__PROBLEM DETAILS__. Repeat all of the material exactly as given.

__SOURCE DATA__.
--- START ---

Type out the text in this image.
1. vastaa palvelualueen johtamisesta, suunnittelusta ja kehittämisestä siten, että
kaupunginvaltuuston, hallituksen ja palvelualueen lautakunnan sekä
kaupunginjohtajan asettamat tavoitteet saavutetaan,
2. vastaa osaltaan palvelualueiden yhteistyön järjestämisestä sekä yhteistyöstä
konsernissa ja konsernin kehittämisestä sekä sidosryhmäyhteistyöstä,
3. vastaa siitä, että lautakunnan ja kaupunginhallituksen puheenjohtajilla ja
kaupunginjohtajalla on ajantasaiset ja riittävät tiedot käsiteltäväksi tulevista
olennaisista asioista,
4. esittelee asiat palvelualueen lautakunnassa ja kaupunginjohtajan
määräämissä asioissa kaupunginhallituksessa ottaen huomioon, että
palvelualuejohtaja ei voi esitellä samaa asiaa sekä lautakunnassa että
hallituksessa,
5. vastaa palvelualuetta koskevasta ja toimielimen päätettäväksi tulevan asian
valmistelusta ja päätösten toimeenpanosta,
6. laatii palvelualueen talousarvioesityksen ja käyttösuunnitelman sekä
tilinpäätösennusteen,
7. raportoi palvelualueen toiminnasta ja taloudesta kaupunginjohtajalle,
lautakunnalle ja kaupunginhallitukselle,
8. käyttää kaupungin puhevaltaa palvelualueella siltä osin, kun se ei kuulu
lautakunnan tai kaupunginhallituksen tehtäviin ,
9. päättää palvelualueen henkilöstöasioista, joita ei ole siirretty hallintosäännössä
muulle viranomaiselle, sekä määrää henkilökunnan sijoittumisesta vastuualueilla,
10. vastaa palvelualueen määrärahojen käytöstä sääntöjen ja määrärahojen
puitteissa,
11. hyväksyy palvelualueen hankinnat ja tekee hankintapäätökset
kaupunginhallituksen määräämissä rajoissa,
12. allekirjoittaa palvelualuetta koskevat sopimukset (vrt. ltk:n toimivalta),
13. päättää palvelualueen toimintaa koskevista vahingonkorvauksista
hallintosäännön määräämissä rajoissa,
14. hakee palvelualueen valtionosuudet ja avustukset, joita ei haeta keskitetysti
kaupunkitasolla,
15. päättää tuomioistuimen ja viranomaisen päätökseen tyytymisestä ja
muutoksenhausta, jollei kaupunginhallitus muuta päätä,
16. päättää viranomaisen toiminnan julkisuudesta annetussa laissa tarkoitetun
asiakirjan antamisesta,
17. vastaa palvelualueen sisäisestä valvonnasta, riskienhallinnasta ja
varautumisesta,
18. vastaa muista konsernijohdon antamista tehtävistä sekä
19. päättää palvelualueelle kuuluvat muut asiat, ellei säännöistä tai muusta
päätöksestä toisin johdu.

--- END ---

__RESULT OF THE EXERCISE__.
Type out the text in this image.
1. vastaa palvelualueen johtamisesta, suunnittelusta ja kehittämisestä siten, että
kaupunginvaltuuston, hallituksen ja palvelualueen lautakunnan sekä
kaupunginjohtajan asettamat tavoitteet saavutetaan,
2. vastaa osaltaan palvelualueiden yhteistyön järjestämisestä sekä yhteistyöstä
konsernissa ja konsernin kehittämisestä sekä sidosryhmäyhteistyöstä,
3. vastaa siitä, että lautakunnan ja kaupunginhallituksen puheenjohtajilla ja
kaupunginjohtajalla on ajantasaiset ja riittävät tiedot käsiteltäväksi tulevista
olennaisista asioista,
4. esittelee asiat palvelualueen lautakunnassa ja kaupunginjohtajan
määräämissä asioissa kaupunginhallituksessa ottaen huomioon, että
palvelualuejohtaja ei voi esitellä samaa asiaa sekä lautakunnassa että
hallituksessa,
5. vastaa palvelualuetta koskevasta ja toimielimen päätettäväksi tulevan asian
valmistelusta ja päätösten toimeenpanosta,
6. laatii palvelualueen talousarvioesityksen ja käyttösuunnitelman sekä
tilinpäätösennusteen,
7. raportoi palvelualueen toiminnasta ja taloudesta kaupunginjohtajalle,
lautakunnalle ja kaupunginhallitukselle,
8. käyttää kaupungin puhevaltaa palvelualueella siltä osin, kun se ei kuulu
lautakunnan tai kaupunginhallituksen tehtäviin ,
9. päättää palvelualueen henkilöstöasioista, joita ei ole siirretty hallintosäännössä
muulle viranomaiselle, sekä määrää henkilökunnan sijoittumisesta vastuualueilla,
10. vastaa palvelualueen määrärahojen käytöstä sääntöjen ja määrärahojen
puitteissa,
11. hyväksyy palvelualueen hankinnat ja tekee hankintapäätökset
kaupunginhallituksen määräämissä rajoissa,
12. allekirjoittaa palvelualuetta koskevat sopimukset (vrt. ltk:n toimivalta),
13. päättää palvelualueen toimintaa koskevista vahingonkorvauksista
hallintosäännön määräämissä rajoissa,
14. hakee palvelualueen valtionosuudet ja avustukset, joita ei haeta keskitetysti
kaupunkitasolla,
15. päättää tuomioistuimen ja viranomaisen päätökseen tyytymisestä ja
muutoksenhausta, jollei kaupunginhallitus muuta päätä,
16. päättää viranomaisen toiminnan julkisuudesta annetussa laissa tarkoitetun
asiakirjan antamisesta,
17. vastaa palvelualueen sisäisestä valvonnasta, riskienhallinnasta ja
varautumisesta,
18. vastaa muista konsernijohdon antamista tehtävistä sekä
19. päättää palvelualueelle kuuluvat muut asiat, ellei säännöistä tai muusta
päätöksestä toisin johdu.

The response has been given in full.